* [Activity]
Repeat the records below word for word and omit each image.

* [Entries supplied]

══════════════════════════════

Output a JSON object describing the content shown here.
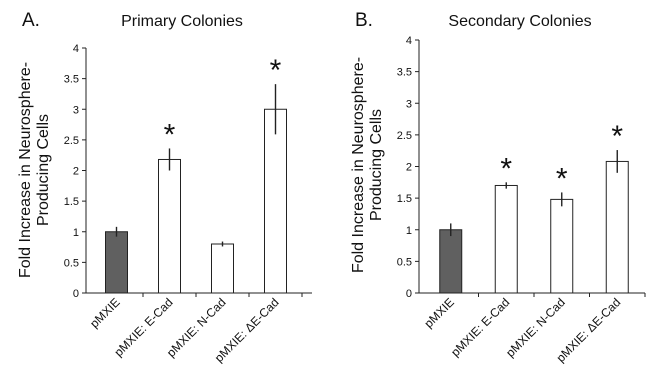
{
  "chart_data": [
    {
      "type": "bar",
      "panel_letter": "A.",
      "title": "Primary Colonies",
      "ylabel_lines": [
        "Fold Increase in Neurosphere-",
        "Producing Cells"
      ],
      "ylim": [
        0,
        4
      ],
      "yticks": [
        "0",
        "0.5",
        "1",
        "1.5",
        "2",
        "2.5",
        "3",
        "3.5",
        "4"
      ],
      "categories": [
        "pMXIE",
        "pMXIE: E-Cad",
        "pMXIE: N-Cad",
        "pMXIE: ΔE-Cad"
      ],
      "values": [
        1.0,
        2.18,
        0.8,
        3.0
      ],
      "errors": [
        0.08,
        0.18,
        0.04,
        0.41
      ],
      "significant": [
        false,
        true,
        false,
        true
      ],
      "significance_marker": "*",
      "bar_colors": [
        "#606060",
        "#ffffff",
        "#ffffff",
        "#ffffff"
      ],
      "grid": false
    },
    {
      "type": "bar",
      "panel_letter": "B.",
      "title": "Secondary Colonies",
      "ylabel_lines": [
        "Fold Increase in Neurosphere-",
        "Producing Cells"
      ],
      "ylim": [
        0,
        4
      ],
      "yticks": [
        "0",
        "0.5",
        "1",
        "1.5",
        "2",
        "2.5",
        "3",
        "3.5",
        "4"
      ],
      "categories": [
        "pMXIE",
        "pMXIE: E-Cad",
        "pMXIE: N-Cad",
        "pMXIE: ΔE-Cad"
      ],
      "values": [
        1.0,
        1.7,
        1.48,
        2.08
      ],
      "errors": [
        0.1,
        0.05,
        0.11,
        0.18
      ],
      "significant": [
        false,
        true,
        true,
        true
      ],
      "significance_marker": "*",
      "bar_colors": [
        "#606060",
        "#ffffff",
        "#ffffff",
        "#ffffff"
      ],
      "grid": false
    }
  ]
}
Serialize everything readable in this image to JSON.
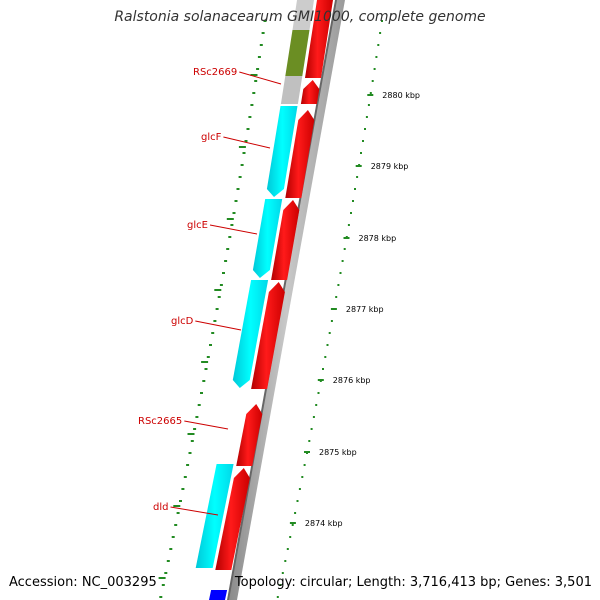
{
  "title": "Ralstonia solanacearum GMI1000, complete genome",
  "footer": {
    "accession": "Accession: NC_003295",
    "summary": "Topology: circular; Length: 3,716,413 bp; Genes: 3,501"
  },
  "colors": {
    "forward_cds": "#ff0000",
    "reverse_cds": "#00ffff",
    "gene_label": "#cc0000",
    "tick": "#228b22",
    "backbone": "#999999",
    "olive_feature": "#6b8e23",
    "grey_feature": "#bbbbbb",
    "blue_feature": "#0000ff"
  },
  "genes": [
    {
      "label": "RSc2669"
    },
    {
      "label": "glcF"
    },
    {
      "label": "glcE"
    },
    {
      "label": "glcD"
    },
    {
      "label": "RSc2665"
    },
    {
      "label": "dld"
    }
  ],
  "kbp_ticks": [
    "2880 kbp",
    "2879 kbp",
    "2878 kbp",
    "2877 kbp",
    "2876 kbp",
    "2875 kbp",
    "2874 kbp"
  ]
}
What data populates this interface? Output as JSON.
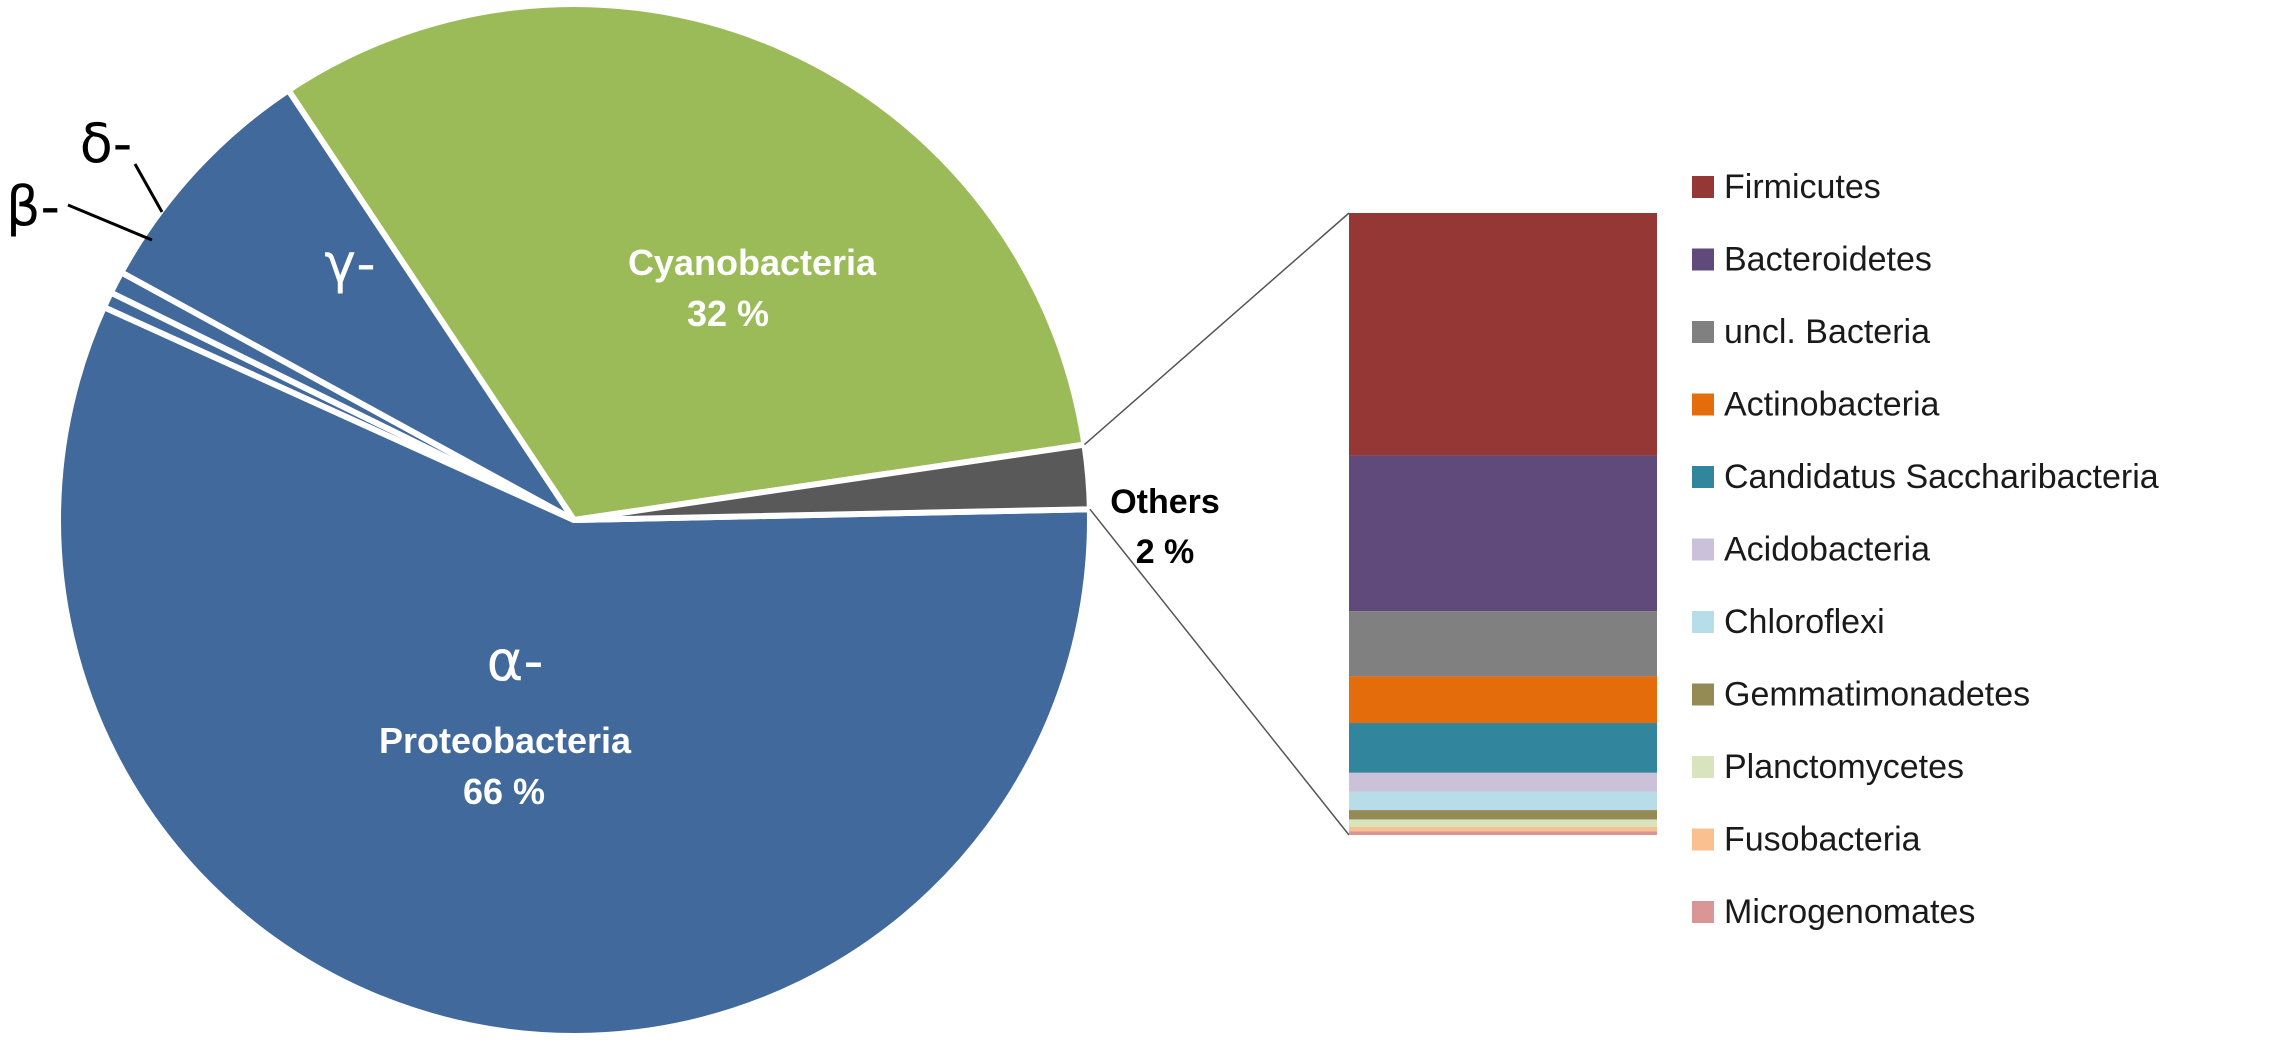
{
  "chart_data": [
    {
      "type": "pie",
      "slices": [
        {
          "label": "Proteobacteria",
          "group": "Proteobacteria",
          "subgroup": "α-",
          "value": 57.1,
          "color": "#41699b"
        },
        {
          "label": "Proteobacteria",
          "group": "Proteobacteria",
          "subgroup": "β-",
          "value": 0.5,
          "color": "#41699b"
        },
        {
          "label": "Proteobacteria",
          "group": "Proteobacteria",
          "subgroup": "δ-",
          "value": 0.7,
          "color": "#41699b"
        },
        {
          "label": "Proteobacteria",
          "group": "Proteobacteria",
          "subgroup": "γ-",
          "value": 7.7,
          "color": "#41699b"
        },
        {
          "label": "Cyanobacteria",
          "value": 32,
          "color": "#9bbb59"
        },
        {
          "label": "Others",
          "value": 2,
          "color": "#595959"
        }
      ],
      "labels": {
        "alpha": "α-",
        "beta": "β-",
        "gamma": "γ-",
        "delta": "δ-",
        "proteobacteria": "Proteobacteria",
        "proteobacteria_pct": "66 %",
        "cyanobacteria": "Cyanobacteria",
        "cyanobacteria_pct": "32 %",
        "others": "Others",
        "others_pct": "2 %"
      }
    },
    {
      "type": "bar",
      "stacked": true,
      "description_of": "Others",
      "series": [
        {
          "name": "Firmicutes",
          "value": 39,
          "color": "#953735"
        },
        {
          "name": "Bacteroidetes",
          "value": 25,
          "color": "#604a7b"
        },
        {
          "name": "uncl. Bacteria",
          "value": 10.5,
          "color": "#808080"
        },
        {
          "name": "Actinobacteria",
          "value": 7.5,
          "color": "#e46c0a"
        },
        {
          "name": "Candidatus Saccharibacteria",
          "value": 8,
          "color": "#31859c"
        },
        {
          "name": "Acidobacteria",
          "value": 3,
          "color": "#ccc1da"
        },
        {
          "name": "Chloroflexi",
          "value": 3,
          "color": "#b7dee8"
        },
        {
          "name": "Gemmatimonadetes",
          "value": 1.5,
          "color": "#948a54"
        },
        {
          "name": "Planctomycetes",
          "value": 1.2,
          "color": "#d7e4bd"
        },
        {
          "name": "Fusobacteria",
          "value": 0.7,
          "color": "#fac090"
        },
        {
          "name": "Microgenomates",
          "value": 0.6,
          "color": "#d99694"
        }
      ],
      "legend_position": "right"
    }
  ]
}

══════════════════════════════

* [Exercise response]
Output a JSON object describing the content shown here.
{
  "chart_data": [
    {
      "type": "bar",
      "panel_letter": "A.",
      "title": "Primary Colonies",
      "ylabel_lines": [
        "Fold Increase in Neurosphere-",
        "Producing Cells"
      ],
      "ylim": [
        0,
        4
      ],
      "yticks": [
        "0",
        "0.5",
        "1",
        "1.5",
        "2",
        "2.5",
        "3",
        "3.5",
        "4"
      ],
      "categories": [
        "pMXIE",
        "pMXIE: E-Cad",
        "pMXIE: N-Cad",
        "pMXIE: ΔE-Cad"
      ],
      "values": [
        1.0,
        2.18,
        0.8,
        3.0
      ],
      "errors": [
        0.08,
        0.18,
        0.04,
        0.41
      ],
      "significant": [
        false,
        true,
        false,
        true
      ],
      "significance_marker": "*",
      "bar_colors": [
        "#606060",
        "#ffffff",
        "#ffffff",
        "#ffffff"
      ],
      "grid": false
    },
    {
      "type": "bar",
      "panel_letter": "B.",
      "title": "Secondary Colonies",
      "ylabel_lines": [
        "Fold Increase in Neurosphere-",
        "Producing Cells"
      ],
      "ylim": [
        0,
        4
      ],
      "yticks": [
        "0",
        "0.5",
        "1",
        "1.5",
        "2",
        "2.5",
        "3",
        "3.5",
        "4"
      ],
      "categories": [
        "pMXIE",
        "pMXIE: E-Cad",
        "pMXIE: N-Cad",
        "pMXIE: ΔE-Cad"
      ],
      "values": [
        1.0,
        1.7,
        1.48,
        2.08
      ],
      "errors": [
        0.1,
        0.05,
        0.11,
        0.18
      ],
      "significant": [
        false,
        true,
        true,
        true
      ],
      "significance_marker": "*",
      "bar_colors": [
        "#606060",
        "#ffffff",
        "#ffffff",
        "#ffffff"
      ],
      "grid": false
    }
  ]
}
Serialize everything readable in this image to JSON.
{
  "title": "Ralstonia solanacearum GMI1000, complete genome",
  "footer": {
    "accession": "Accession: NC_003295",
    "summary": "Topology: circular; Length: 3,716,413 bp; Genes: 3,501"
  },
  "colors": {
    "forward_cds": "#ff0000",
    "reverse_cds": "#00ffff",
    "gene_label": "#cc0000",
    "tick": "#228b22",
    "backbone": "#999999",
    "olive_feature": "#6b8e23",
    "grey_feature": "#bbbbbb",
    "blue_feature": "#0000ff"
  },
  "genes": [
    {
      "label": "RSc2669"
    },
    {
      "label": "glcF"
    },
    {
      "label": "glcE"
    },
    {
      "label": "glcD"
    },
    {
      "label": "RSc2665"
    },
    {
      "label": "dld"
    }
  ],
  "kbp_ticks": [
    "2880 kbp",
    "2879 kbp",
    "2878 kbp",
    "2877 kbp",
    "2876 kbp",
    "2875 kbp",
    "2874 kbp"
  ]
}
What data populates this interface? Output as JSON.
{
  "chart_data": [
    {
      "type": "pie",
      "slices": [
        {
          "label": "Proteobacteria",
          "group": "Proteobacteria",
          "subgroup": "α-",
          "value": 57.1,
          "color": "#41699b"
        },
        {
          "label": "Proteobacteria",
          "group": "Proteobacteria",
          "subgroup": "β-",
          "value": 0.5,
          "color": "#41699b"
        },
        {
          "label": "Proteobacteria",
          "group": "Proteobacteria",
          "subgroup": "δ-",
          "value": 0.7,
          "color": "#41699b"
        },
        {
          "label": "Proteobacteria",
          "group": "Proteobacteria",
          "subgroup": "γ-",
          "value": 7.7,
          "color": "#41699b"
        },
        {
          "label": "Cyanobacteria",
          "value": 32,
          "color": "#9bbb59"
        },
        {
          "label": "Others",
          "value": 2,
          "color": "#595959"
        }
      ],
      "labels": {
        "alpha": "α-",
        "beta": "β-",
        "gamma": "γ-",
        "delta": "δ-",
        "proteobacteria": "Proteobacteria",
        "proteobacteria_pct": "66 %",
        "cyanobacteria": "Cyanobacteria",
        "cyanobacteria_pct": "32 %",
        "others": "Others",
        "others_pct": "2 %"
      }
    },
    {
      "type": "bar",
      "stacked": true,
      "description_of": "Others",
      "series": [
        {
          "name": "Firmicutes",
          "value": 39,
          "color": "#953735"
        },
        {
          "name": "Bacteroidetes",
          "value": 25,
          "color": "#604a7b"
        },
        {
          "name": "uncl. Bacteria",
          "value": 10.5,
          "color": "#808080"
        },
        {
          "name": "Actinobacteria",
          "value": 7.5,
          "color": "#e46c0a"
        },
        {
          "name": "Candidatus Saccharibacteria",
          "value": 8,
          "color": "#31859c"
        },
        {
          "name": "Acidobacteria",
          "value": 3,
          "color": "#ccc1da"
        },
        {
          "name": "Chloroflexi",
          "value": 3,
          "color": "#b7dee8"
        },
        {
          "name": "Gemmatimonadetes",
          "value": 1.5,
          "color": "#948a54"
        },
        {
          "name": "Planctomycetes",
          "value": 1.2,
          "color": "#d7e4bd"
        },
        {
          "name": "Fusobacteria",
          "value": 0.7,
          "color": "#fac090"
        },
        {
          "name": "Microgenomates",
          "value": 0.6,
          "color": "#d99694"
        }
      ],
      "legend_position": "right"
    }
  ]
}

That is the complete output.